Work out how many lines include "Delinquent" and answer with that number only.

▼

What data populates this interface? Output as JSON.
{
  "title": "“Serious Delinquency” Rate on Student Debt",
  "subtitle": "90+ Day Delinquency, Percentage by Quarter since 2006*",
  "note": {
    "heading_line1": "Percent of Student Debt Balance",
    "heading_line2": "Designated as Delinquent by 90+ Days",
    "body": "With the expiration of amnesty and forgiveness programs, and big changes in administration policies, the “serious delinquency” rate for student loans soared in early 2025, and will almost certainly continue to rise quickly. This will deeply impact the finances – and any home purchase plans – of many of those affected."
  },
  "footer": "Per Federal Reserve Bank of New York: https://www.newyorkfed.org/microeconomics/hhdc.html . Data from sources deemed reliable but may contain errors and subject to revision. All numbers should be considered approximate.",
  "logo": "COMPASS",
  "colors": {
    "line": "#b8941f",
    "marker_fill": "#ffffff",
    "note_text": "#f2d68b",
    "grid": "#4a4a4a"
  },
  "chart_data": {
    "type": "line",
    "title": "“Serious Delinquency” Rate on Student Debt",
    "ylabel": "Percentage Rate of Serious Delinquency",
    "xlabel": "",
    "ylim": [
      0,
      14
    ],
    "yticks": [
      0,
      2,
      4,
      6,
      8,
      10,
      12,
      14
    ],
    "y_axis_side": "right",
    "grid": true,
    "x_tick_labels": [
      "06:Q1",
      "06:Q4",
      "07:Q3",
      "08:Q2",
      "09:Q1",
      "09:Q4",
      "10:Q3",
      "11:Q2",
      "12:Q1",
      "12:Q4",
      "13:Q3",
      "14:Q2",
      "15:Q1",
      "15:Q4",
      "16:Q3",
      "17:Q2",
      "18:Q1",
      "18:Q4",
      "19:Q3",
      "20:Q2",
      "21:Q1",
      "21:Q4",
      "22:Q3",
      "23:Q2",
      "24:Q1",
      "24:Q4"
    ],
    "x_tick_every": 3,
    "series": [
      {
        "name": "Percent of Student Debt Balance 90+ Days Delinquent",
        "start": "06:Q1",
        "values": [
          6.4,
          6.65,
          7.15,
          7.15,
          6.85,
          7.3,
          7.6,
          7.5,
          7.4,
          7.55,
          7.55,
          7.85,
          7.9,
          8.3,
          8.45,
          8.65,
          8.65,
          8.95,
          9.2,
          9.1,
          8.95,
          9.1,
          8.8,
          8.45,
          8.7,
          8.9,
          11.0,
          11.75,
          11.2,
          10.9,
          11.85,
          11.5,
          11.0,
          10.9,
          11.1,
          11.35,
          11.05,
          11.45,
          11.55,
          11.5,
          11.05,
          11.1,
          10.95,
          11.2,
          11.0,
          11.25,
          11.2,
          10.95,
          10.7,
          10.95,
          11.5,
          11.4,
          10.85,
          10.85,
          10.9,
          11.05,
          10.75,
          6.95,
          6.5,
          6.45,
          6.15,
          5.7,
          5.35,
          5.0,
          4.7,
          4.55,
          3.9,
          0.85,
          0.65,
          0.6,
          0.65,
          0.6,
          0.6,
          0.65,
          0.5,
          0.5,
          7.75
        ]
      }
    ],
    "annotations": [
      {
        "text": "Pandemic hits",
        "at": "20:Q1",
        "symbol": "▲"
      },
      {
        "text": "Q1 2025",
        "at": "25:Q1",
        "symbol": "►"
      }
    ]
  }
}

▲

● **THE COMPLETED TASK**
2